§ **Short exercise**
Every line below that mentions the word "Indsatsen" should be copied out.

########################################

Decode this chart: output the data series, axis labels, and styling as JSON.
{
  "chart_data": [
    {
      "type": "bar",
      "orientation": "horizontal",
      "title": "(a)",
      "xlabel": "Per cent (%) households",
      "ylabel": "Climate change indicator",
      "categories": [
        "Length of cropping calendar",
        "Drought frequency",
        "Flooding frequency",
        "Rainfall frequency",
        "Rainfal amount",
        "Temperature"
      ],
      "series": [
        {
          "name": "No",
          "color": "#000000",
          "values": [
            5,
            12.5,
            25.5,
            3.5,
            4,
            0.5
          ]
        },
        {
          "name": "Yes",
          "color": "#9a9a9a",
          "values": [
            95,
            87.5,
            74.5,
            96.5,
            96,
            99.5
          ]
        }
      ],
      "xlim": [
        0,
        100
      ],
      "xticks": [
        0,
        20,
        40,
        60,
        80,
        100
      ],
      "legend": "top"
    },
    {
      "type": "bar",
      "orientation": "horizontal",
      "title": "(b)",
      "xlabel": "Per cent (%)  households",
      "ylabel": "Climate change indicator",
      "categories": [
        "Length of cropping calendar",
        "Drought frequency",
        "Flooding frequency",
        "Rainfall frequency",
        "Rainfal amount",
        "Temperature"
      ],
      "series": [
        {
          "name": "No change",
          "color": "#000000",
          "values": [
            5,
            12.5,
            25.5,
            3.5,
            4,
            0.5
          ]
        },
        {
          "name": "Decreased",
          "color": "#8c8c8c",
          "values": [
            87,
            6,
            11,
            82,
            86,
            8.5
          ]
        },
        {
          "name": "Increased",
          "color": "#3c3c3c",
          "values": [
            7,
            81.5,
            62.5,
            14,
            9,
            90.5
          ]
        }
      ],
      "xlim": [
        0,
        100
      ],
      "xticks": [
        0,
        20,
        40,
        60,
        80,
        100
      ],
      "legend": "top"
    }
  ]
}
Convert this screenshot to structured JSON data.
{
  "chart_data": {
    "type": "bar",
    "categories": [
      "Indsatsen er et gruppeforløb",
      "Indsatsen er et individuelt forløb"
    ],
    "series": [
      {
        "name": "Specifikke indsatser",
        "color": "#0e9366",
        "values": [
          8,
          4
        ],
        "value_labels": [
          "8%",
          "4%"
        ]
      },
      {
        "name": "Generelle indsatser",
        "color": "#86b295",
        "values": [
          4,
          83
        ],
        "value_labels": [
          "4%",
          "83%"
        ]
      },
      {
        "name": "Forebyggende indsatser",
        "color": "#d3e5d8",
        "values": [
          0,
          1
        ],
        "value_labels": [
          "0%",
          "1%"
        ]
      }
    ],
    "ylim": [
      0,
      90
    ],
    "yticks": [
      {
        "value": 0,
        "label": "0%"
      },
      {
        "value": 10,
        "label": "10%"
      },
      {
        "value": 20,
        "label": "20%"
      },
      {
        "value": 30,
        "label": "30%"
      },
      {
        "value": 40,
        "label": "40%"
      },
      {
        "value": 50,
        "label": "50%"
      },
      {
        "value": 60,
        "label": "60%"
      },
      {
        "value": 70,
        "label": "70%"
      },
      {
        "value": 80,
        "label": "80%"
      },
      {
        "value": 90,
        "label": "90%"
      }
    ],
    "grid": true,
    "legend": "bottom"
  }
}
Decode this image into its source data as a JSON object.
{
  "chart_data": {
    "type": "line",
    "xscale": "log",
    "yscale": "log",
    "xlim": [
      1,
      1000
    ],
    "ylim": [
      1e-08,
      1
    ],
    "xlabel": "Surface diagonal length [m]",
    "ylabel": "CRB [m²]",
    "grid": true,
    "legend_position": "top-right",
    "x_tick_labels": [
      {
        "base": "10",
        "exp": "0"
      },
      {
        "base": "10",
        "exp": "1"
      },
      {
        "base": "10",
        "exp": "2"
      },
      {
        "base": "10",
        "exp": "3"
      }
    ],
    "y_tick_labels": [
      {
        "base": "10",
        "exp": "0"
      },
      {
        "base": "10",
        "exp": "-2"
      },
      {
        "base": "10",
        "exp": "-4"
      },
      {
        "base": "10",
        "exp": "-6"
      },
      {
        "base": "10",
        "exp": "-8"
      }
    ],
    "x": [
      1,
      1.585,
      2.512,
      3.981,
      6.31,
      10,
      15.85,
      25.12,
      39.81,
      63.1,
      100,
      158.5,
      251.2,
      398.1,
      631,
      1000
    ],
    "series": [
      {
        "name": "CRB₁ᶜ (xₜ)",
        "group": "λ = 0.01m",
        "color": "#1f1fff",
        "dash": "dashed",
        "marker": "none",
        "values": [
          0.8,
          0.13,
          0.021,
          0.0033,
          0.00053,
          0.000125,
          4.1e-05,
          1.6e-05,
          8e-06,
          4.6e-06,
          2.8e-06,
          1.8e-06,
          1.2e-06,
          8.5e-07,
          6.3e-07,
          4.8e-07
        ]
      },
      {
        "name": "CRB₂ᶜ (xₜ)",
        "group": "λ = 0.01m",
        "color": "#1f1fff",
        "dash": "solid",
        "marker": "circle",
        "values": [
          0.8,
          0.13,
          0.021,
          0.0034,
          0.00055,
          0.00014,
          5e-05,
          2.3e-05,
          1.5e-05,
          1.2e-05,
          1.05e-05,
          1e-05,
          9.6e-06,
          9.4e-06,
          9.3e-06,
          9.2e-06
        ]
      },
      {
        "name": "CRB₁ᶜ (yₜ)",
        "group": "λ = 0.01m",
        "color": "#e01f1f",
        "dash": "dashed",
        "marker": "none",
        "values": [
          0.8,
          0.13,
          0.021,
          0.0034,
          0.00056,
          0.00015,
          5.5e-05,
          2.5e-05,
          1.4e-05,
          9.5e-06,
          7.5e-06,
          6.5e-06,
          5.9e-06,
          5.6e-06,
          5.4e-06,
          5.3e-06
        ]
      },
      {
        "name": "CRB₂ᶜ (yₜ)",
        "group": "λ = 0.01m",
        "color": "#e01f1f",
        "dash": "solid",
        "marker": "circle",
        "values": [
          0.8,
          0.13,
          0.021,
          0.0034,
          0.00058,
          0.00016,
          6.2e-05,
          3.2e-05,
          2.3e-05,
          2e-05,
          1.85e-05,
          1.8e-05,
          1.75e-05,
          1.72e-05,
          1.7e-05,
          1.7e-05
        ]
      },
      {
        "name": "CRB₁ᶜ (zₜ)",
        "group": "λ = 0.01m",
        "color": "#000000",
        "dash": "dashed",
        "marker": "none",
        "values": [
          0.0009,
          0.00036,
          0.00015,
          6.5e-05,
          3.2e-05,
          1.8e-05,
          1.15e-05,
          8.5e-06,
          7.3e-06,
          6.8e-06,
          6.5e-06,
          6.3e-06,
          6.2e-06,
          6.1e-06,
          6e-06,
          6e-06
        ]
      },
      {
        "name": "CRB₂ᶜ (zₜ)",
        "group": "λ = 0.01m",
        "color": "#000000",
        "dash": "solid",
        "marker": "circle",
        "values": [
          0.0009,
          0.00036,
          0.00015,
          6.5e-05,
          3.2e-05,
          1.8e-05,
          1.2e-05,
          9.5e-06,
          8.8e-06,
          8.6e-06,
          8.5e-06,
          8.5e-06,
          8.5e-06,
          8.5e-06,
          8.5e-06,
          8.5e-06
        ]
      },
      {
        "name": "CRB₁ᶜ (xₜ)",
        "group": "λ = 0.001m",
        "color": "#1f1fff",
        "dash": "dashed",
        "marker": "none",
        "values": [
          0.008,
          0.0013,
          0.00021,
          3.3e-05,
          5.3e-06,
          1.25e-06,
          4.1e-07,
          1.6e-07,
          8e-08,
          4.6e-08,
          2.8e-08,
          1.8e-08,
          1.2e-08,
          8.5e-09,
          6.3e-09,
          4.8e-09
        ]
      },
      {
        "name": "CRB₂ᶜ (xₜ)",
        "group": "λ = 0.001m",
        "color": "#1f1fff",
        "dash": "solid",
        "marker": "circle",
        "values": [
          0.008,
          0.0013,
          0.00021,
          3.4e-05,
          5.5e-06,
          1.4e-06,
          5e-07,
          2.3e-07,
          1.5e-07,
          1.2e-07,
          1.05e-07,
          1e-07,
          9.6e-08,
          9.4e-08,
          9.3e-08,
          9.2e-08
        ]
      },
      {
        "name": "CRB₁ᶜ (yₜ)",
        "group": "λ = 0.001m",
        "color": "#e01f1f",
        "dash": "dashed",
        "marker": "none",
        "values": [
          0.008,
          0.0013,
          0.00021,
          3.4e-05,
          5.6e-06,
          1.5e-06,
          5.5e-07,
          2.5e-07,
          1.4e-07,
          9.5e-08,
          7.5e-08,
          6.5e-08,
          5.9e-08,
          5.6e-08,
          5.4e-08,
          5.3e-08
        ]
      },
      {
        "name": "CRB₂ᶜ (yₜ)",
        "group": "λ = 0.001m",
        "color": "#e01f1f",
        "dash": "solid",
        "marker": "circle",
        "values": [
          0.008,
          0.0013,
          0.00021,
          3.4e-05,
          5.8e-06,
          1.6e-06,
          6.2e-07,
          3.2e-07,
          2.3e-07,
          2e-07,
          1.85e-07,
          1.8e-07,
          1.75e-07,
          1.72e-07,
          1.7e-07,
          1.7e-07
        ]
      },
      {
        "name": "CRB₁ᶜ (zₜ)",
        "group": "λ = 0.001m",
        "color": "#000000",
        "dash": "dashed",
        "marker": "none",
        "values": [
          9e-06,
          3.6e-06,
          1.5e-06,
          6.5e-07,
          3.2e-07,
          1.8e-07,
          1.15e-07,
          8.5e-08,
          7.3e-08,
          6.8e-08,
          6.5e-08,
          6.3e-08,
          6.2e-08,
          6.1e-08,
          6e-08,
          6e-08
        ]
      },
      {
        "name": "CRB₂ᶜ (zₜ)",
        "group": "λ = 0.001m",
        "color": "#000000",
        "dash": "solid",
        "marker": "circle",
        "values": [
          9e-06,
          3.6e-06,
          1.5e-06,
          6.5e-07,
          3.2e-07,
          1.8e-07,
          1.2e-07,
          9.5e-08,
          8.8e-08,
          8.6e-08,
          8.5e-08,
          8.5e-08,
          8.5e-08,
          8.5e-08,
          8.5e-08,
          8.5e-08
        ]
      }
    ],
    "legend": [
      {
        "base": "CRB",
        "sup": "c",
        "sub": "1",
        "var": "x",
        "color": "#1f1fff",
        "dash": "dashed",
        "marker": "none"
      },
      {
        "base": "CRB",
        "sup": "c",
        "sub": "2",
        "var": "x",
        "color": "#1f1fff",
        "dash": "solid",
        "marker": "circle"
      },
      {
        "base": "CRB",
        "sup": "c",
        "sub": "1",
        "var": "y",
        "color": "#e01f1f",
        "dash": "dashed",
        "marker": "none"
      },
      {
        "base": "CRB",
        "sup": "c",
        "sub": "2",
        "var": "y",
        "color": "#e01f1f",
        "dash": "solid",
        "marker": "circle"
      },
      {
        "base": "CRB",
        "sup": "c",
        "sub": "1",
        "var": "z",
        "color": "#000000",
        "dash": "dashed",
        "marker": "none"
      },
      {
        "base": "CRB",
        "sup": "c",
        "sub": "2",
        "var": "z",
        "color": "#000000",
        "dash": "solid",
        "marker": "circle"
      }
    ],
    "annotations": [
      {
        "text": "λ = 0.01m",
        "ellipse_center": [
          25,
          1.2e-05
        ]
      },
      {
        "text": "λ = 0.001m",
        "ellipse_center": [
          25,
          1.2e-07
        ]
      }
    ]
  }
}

########################################

§ **Result for this exercise**
      "Indsatsen er et gruppeforløb",
      "Indsatsen er et individuelt forløb"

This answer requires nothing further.